**Short task**
Spot each line that carries the word "Standard"; copy those lines.

**Stored data entries**
□ □ □ □ □
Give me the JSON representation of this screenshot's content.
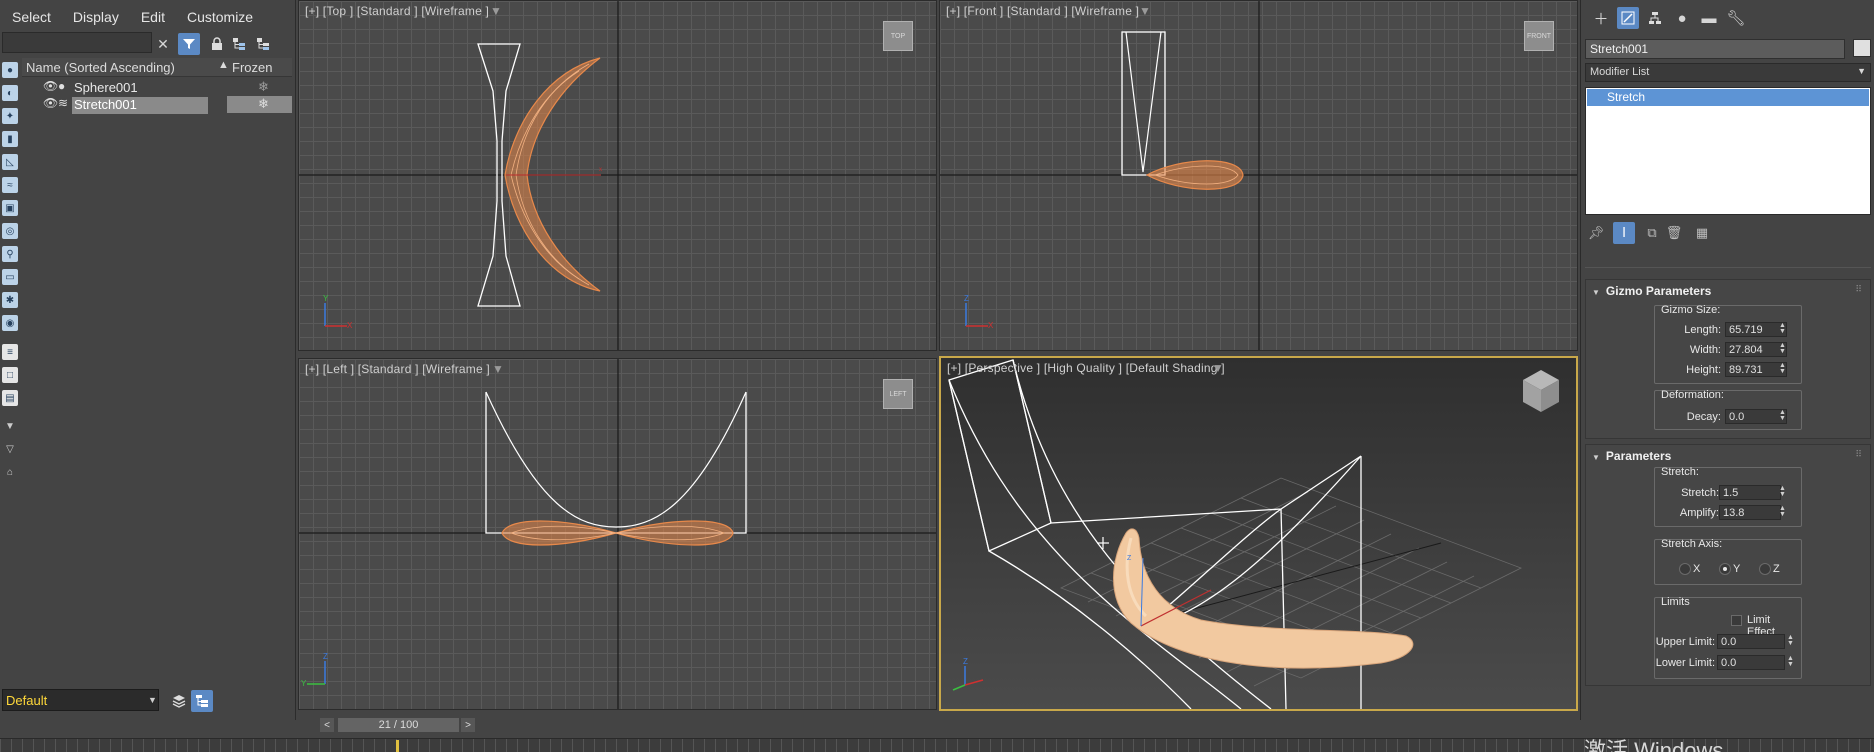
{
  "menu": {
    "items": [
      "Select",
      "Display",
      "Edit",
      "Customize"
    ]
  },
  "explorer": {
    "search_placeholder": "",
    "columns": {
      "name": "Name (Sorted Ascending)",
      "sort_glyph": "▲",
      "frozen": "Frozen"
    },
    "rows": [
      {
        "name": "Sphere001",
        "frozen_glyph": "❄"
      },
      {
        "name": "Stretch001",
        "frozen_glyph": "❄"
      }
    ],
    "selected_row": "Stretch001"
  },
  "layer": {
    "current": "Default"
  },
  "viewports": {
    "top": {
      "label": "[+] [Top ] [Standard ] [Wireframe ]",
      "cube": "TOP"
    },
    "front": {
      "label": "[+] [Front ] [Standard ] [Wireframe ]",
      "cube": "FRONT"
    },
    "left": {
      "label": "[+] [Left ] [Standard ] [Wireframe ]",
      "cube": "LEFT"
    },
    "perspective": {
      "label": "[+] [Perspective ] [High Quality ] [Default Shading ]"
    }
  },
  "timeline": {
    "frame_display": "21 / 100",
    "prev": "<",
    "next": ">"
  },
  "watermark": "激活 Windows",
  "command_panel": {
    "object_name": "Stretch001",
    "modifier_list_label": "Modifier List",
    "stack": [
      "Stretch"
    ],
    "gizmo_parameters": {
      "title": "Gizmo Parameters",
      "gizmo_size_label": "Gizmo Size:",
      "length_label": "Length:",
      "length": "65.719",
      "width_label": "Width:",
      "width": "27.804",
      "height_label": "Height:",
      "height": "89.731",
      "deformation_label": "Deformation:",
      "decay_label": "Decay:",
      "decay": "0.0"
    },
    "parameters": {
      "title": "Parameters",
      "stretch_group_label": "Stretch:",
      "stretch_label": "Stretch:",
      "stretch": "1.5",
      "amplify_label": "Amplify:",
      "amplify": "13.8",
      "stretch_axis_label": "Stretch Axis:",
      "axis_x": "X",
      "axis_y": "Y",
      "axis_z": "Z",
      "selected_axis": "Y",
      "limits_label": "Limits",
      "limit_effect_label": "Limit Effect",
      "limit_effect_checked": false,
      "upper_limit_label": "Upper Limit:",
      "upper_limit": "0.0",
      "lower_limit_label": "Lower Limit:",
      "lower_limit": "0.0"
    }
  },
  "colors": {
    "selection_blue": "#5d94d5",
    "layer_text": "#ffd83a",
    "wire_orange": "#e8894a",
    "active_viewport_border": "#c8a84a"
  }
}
□ □ □ □ □
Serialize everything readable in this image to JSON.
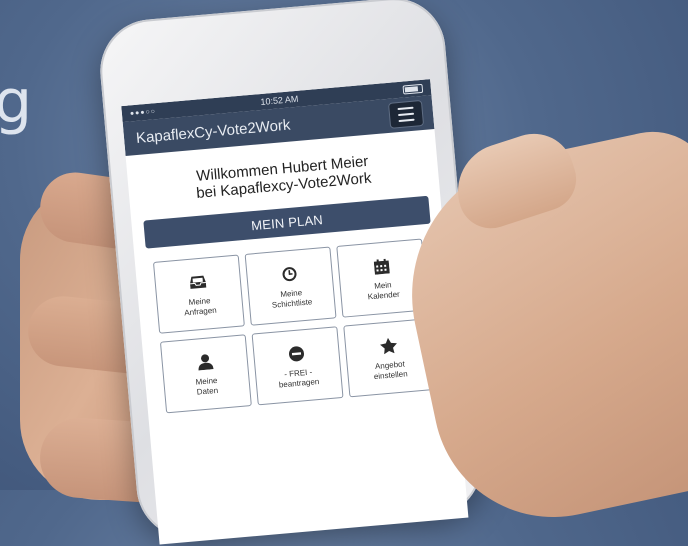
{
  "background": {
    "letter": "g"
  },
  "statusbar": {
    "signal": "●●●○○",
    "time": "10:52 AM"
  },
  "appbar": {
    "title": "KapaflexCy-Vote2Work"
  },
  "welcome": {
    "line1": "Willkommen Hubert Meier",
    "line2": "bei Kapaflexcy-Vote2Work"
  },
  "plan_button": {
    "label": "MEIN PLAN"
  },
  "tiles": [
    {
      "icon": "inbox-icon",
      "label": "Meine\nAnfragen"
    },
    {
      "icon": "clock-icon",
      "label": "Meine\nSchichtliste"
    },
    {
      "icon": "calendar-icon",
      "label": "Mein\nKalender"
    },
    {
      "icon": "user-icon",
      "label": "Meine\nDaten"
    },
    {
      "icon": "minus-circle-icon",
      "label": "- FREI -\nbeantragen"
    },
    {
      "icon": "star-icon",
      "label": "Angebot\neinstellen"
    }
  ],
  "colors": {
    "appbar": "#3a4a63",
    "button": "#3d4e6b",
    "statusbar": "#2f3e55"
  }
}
□ □ □ □ □
**Exercise output**
      "label": "[+] [Top ] [Standard ] [Wireframe ]",
      "label": "[+] [Front ] [Standard ] [Wireframe ]",
      "label": "[+] [Left ] [Standard ] [Wireframe ]",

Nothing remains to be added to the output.